● FRAGMENTO DEL TEXTO:

+ + + + +

El paso inconsolable del tiempo, la política acorralada, la fragmentación del sentido y un mito gastado y persistente (la tragedia argentina) confluyen para producir el amor por Diego Maradona. Ante todo: la alusión despótica del título, la inversión del apotegma absolutista (“El Estado soy yo”). Pareciera que –un deseo malo de la mercadotecnia– se ha elegido concentrar lo que después, con el mapa detallado de la multitud de nombres propios, va a desplegarse.
Pero antes que eso, el mito del origen, un origen material, concreto, abigarrado en los detalles de una pobreza casi absoluta: “La nuestra era una casa de tres ambientes, je... Era de material, un lujo. (...) El comedor, donde se cocinaba, se comía, se hacían los deberes, todo, y las dos piezas. A la derecha estaba la de mis viejos; a la izquierda, no más de dos metros por dos, la de los hermanos..., los ocho hermanos”. Y después, la primera de las series de nombres propios que delimitan mapas y arman una poética: la serie de aquellos que tienen sólo eso, nombres, casi secretos, privados; nombres de amigos y familiares de Corrientes, Villa Fiorito y Los Cebollitas, que en el sonido ya delatan su pertenencia social: Montañita, el Mono Claudio, Goyo Carrizo, Don Guadalupe Galarza.
A partir de ahí, Maradona y su palabra se vuelven públicos. En el campo de los discursos futboleros, dos parloteos umbilicales sitian su tambaleante guerrilla oral. La izquierda acrítica encuentra su paralelo, en ese campo, en el coro angélico del chamuyo de paladar negro, el verso lírico del fútbol de ataque; como dice Martín Rodríguez, el subiela-benedettimenottismo. Y en el otro extremo: la realpolitik bilardiana, el cinismo acérrimo y las manías obsesivas del “hijo de puta del Narigón”.
Para deleite de los antropólogos de la academia (también, se sabe, deleitará a los forenses), Maradona se desprende rápido de las intenciones alegres y las metáforas malas, y las suplanta por una jerga popular de expresiones opacas o que se van opacando con la repetición: cabeza de termo, se le escapó la tortuga, le tomó la leche al gato. Mucha gente del fútbol merece alguna, pero Karol Wojtila se lleva el premio mayor: el chabón las tiene todas en contra, de chico jugaba de arquero.

+ + + + +

● MATERIAL MOSTRADO:

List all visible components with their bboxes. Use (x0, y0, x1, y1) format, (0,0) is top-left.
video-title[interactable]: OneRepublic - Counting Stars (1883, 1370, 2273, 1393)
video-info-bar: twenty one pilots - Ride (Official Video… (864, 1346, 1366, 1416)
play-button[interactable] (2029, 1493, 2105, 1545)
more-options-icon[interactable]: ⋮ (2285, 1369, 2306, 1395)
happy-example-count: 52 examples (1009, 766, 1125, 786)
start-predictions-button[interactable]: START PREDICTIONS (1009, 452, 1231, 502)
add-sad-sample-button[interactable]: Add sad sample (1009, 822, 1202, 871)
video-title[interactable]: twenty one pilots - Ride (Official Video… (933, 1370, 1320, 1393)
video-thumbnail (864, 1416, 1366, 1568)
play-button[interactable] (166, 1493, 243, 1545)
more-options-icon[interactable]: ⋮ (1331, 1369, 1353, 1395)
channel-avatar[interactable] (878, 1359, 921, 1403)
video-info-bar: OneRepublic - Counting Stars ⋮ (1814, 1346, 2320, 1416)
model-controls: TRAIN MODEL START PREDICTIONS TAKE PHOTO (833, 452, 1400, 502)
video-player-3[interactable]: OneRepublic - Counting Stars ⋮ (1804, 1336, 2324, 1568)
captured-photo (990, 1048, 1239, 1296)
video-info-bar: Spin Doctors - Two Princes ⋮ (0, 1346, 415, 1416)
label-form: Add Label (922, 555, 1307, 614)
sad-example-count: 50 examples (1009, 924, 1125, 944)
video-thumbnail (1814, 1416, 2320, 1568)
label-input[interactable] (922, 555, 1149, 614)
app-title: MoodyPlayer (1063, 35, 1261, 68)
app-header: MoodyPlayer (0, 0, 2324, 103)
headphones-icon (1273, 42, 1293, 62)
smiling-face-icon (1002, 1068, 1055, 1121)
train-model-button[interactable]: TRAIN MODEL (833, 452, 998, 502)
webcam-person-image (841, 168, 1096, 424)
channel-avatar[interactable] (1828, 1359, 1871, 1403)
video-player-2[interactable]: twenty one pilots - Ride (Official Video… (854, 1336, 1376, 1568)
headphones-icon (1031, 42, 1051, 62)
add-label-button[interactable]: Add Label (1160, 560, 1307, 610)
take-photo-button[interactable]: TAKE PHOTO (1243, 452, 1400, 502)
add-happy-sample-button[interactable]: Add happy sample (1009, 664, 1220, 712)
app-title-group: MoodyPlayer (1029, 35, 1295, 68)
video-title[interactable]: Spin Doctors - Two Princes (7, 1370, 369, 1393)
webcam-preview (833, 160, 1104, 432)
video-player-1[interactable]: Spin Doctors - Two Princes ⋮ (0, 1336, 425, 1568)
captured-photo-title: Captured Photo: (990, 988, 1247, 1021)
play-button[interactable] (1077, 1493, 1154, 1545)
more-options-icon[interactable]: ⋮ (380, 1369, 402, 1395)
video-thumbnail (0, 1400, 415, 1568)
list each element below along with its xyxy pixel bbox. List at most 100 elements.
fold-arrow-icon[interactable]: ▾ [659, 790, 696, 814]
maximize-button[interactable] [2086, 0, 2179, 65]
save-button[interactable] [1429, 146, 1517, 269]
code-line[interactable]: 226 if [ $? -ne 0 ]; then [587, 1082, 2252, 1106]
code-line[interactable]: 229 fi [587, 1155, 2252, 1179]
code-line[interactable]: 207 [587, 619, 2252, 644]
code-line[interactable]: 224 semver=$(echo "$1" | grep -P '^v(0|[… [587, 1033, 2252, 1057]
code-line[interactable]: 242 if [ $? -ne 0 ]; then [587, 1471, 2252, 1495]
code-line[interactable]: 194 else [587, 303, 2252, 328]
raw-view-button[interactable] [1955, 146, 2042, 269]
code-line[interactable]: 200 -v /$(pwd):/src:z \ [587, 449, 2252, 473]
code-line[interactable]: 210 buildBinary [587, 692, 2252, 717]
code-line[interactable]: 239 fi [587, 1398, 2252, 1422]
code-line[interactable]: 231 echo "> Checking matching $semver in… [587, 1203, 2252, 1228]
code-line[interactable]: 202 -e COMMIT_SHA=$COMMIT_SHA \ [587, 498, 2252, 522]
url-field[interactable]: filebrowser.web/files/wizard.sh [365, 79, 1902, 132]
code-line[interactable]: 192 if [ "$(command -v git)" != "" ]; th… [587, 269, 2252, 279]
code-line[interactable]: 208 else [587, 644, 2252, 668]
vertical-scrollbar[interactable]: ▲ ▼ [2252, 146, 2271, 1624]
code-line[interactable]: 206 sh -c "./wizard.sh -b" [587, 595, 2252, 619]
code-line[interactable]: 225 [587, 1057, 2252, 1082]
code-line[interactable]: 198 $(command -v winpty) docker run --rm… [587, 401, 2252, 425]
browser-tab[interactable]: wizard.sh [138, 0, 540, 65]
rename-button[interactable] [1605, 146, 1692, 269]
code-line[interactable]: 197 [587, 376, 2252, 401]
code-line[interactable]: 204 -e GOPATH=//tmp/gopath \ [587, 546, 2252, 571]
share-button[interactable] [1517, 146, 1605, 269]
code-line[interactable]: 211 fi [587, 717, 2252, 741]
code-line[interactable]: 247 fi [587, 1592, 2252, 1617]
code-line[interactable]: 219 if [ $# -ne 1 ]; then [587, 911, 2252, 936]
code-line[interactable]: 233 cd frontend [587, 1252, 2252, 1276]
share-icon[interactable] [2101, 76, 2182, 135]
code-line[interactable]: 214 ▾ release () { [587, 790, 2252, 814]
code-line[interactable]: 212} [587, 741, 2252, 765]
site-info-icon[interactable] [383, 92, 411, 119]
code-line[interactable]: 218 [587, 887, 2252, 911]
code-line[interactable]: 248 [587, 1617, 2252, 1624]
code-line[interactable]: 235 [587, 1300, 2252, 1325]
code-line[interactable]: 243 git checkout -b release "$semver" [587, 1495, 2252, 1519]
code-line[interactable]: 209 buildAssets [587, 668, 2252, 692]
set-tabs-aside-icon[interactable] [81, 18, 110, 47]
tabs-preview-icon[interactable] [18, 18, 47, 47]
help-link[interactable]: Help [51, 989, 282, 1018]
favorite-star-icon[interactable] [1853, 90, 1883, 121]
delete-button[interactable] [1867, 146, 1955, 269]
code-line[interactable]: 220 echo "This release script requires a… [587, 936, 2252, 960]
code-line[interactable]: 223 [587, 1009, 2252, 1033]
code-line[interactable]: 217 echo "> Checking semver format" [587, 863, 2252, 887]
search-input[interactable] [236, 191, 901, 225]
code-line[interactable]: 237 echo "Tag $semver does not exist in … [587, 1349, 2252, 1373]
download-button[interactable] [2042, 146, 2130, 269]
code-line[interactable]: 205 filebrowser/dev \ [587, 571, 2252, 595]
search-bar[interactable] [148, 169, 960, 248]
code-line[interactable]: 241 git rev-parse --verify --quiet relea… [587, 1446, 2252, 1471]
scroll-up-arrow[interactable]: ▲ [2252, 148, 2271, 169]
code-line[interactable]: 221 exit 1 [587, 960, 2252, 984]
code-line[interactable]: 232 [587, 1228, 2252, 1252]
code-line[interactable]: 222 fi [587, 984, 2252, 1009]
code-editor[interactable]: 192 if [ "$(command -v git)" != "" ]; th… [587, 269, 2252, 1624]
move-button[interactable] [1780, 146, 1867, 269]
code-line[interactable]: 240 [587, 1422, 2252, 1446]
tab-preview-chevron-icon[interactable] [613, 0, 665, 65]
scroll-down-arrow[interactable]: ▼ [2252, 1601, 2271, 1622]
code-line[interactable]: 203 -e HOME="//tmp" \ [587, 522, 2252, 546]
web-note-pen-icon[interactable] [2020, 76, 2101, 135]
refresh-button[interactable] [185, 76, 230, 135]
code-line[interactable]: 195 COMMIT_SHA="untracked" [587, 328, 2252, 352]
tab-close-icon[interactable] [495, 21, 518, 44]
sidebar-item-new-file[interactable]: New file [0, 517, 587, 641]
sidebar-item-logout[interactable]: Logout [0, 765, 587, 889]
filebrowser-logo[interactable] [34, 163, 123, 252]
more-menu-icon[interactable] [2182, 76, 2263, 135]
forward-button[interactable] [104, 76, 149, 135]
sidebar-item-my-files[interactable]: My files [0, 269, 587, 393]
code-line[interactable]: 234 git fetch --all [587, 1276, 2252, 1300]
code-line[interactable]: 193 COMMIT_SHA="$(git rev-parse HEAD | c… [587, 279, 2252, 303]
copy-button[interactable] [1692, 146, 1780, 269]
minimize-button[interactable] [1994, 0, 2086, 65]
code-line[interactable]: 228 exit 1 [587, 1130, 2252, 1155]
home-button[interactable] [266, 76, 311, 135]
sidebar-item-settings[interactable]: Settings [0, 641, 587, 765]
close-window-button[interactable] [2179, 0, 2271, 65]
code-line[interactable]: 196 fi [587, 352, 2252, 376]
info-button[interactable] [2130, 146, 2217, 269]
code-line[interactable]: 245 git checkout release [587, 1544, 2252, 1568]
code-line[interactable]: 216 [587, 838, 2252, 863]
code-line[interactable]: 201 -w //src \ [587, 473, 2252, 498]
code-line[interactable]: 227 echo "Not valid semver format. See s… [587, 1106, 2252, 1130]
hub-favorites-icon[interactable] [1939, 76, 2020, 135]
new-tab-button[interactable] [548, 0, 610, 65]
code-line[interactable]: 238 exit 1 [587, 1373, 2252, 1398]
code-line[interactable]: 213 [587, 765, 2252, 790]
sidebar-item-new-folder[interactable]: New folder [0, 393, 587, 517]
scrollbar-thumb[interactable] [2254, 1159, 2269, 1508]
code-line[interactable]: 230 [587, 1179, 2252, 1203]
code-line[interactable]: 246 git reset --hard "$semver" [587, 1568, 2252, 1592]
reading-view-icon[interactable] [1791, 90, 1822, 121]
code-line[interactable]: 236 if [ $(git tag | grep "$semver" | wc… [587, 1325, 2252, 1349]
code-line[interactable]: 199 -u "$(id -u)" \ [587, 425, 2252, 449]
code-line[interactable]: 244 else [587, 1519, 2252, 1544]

+ + + + +

● CONSIGNA: Escribe la continuación del fragmento sobre Diego Maradona a partir de su última oración.

● RESPUESTA:
Como todos los héroes, Maradona dibuja a su enemigo con una precisión mayor que la que pide la historia. La moral de los caretas, la moral de pelo corto de Daniel Passarella, fuerza los límites de su moral del exceso. Contra las morales austeras, una insistencia morosa en el otro -que lo lleva por ejemplo a adjudicarle al Flaco Gareca el mérito del decisivo gol contra Perú en el ‘85, fabricado por Passarella– y también una sobredosis de esfuerzos inútiles a los que se somete a sí mismo. Maradona financia su derroche haciendo vibrar los códigos –genéticos– del fútbol y los apolíticos lo miran de reojo. Se claman maradonianos, pero insisten en la pureza del genio futbolístico. Hay que ver que el genio de la cabeza –el genio lingüístico– viene pegado, ya desde adentro de la cancha: “Para los penales, en aquella época, ningún secreto; sólo la velocidad de vista necesaria para intuir hacia dónde se tirará el arquero”.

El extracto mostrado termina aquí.